▶ [SET TASK]: Write out all of the data exactly as it appears.
---------- RECORD EXTRACTS
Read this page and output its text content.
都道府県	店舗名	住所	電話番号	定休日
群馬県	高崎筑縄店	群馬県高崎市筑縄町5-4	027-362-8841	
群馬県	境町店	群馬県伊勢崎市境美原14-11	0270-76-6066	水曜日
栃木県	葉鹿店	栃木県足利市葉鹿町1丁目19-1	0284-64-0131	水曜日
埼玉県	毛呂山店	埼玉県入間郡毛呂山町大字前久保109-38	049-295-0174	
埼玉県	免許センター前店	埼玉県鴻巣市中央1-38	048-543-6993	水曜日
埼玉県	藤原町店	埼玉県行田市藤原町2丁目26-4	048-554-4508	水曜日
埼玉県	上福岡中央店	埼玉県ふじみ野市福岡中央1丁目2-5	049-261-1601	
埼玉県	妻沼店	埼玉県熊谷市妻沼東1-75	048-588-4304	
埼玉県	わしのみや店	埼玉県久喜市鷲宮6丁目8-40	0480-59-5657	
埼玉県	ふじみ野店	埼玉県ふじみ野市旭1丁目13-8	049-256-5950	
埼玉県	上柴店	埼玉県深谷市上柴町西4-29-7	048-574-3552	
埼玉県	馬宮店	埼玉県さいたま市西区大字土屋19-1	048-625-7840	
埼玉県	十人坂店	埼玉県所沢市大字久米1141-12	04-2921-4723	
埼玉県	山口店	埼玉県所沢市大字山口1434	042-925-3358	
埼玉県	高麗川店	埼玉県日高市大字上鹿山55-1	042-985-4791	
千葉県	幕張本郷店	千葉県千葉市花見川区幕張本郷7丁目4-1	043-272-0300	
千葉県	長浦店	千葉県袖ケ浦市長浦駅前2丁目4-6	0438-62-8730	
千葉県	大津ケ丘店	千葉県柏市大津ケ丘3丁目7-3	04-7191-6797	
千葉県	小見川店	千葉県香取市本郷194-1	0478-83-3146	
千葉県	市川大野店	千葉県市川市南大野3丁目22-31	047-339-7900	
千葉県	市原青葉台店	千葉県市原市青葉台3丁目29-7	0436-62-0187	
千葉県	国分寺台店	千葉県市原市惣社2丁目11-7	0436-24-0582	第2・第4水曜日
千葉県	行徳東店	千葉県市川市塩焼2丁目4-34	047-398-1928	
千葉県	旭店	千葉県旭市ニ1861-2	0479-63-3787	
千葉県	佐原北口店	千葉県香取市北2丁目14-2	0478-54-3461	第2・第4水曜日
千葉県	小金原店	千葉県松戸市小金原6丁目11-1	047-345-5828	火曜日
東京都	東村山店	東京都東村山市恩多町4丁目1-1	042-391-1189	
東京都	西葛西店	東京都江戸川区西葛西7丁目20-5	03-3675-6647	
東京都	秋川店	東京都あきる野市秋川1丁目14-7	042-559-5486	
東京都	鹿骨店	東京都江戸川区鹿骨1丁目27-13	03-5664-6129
--------------------
▶ [EXPECTED ANSWER]:
Read this page and output its text content.
都道府県	店舗名	住所	電話番号	定休日
群馬県	高崎筑縄店	群馬県高崎市筑縄町5-4	027-362-8841	
群馬県	境町店	群馬県伊勢崎市境美原14-11	0270-76-6066	水曜日
栃木県	葉鹿店	栃木県足利市葉鹿町1丁目19-1	0284-64-0131	水曜日
埼玉県	毛呂山店	埼玉県入間郡毛呂山町大字前久保109-38	049-295-0174	
埼玉県	免許センター前店	埼玉県鴻巣市中央1-38	048-543-6993	水曜日
埼玉県	藤原町店	埼玉県行田市藤原町2丁目26-4	048-554-4508	水曜日
埼玉県	上福岡中央店	埼玉県ふじみ野市福岡中央1丁目2-5	049-261-1601	
埼玉県	妻沼店	埼玉県熊谷市妻沼東1-75	048-588-4304	
埼玉県	わしのみや店	埼玉県久喜市鷲宮6丁目8-40	0480-59-5657	
埼玉県	ふじみ野店	埼玉県ふじみ野市旭1丁目13-8	049-256-5950	
埼玉県	上柴店	埼玉県深谷市上柴町西4-29-7	048-574-3552	
埼玉県	馬宮店	埼玉県さいたま市西区大字土屋19-1	048-625-7840	
埼玉県	十人坂店	埼玉県所沢市大字久米1141-12	04-2921-4723	
埼玉県	山口店	埼玉県所沢市大字山口1434	042-925-3358	
埼玉県	高麗川店	埼玉県日高市大字上鹿山55-1	042-985-4791	
千葉県	幕張本郷店	千葉県千葉市花見川区幕張本郷7丁目4-1	043-272-0300	
千葉県	長浦店	千葉県袖ケ浦市長浦駅前2丁目4-6	0438-62-8730	
千葉県	大津ケ丘店	千葉県柏市大津ケ丘3丁目7-3	04-7191-6797	
千葉県	小見川店	千葉県香取市本郷194-1	0478-83-3146	
千葉県	市川大野店	千葉県市川市南大野3丁目22-31	047-339-7900	
千葉県	市原青葉台店	千葉県市原市青葉台3丁目29-7	0436-62-0187	
千葉県	国分寺台店	千葉県市原市惣社2丁目11-7	0436-24-0582	第2・第4水曜日
千葉県	行徳東店	千葉県市川市塩焼2丁目4-34	047-398-1928	
千葉県	旭店	千葉県旭市ニ1861-2	0479-63-3787	
千葉県	佐原北口店	千葉県香取市北2丁目14-2	0478-54-3461	第2・第4水曜日
千葉県	小金原店	千葉県松戸市小金原6丁目11-1	047-345-5828	火曜日
東京都	東村山店	東京都東村山市恩多町4丁目1-1	042-391-1189	
東京都	西葛西店	東京都江戸川区西葛西7丁目20-5	03-3675-6647	
東京都	秋川店	東京都あきる野市秋川1丁目14-7	042-559-5486	
東京都	鹿骨店	東京都江戸川区鹿骨1丁目27-13	03-5664-6129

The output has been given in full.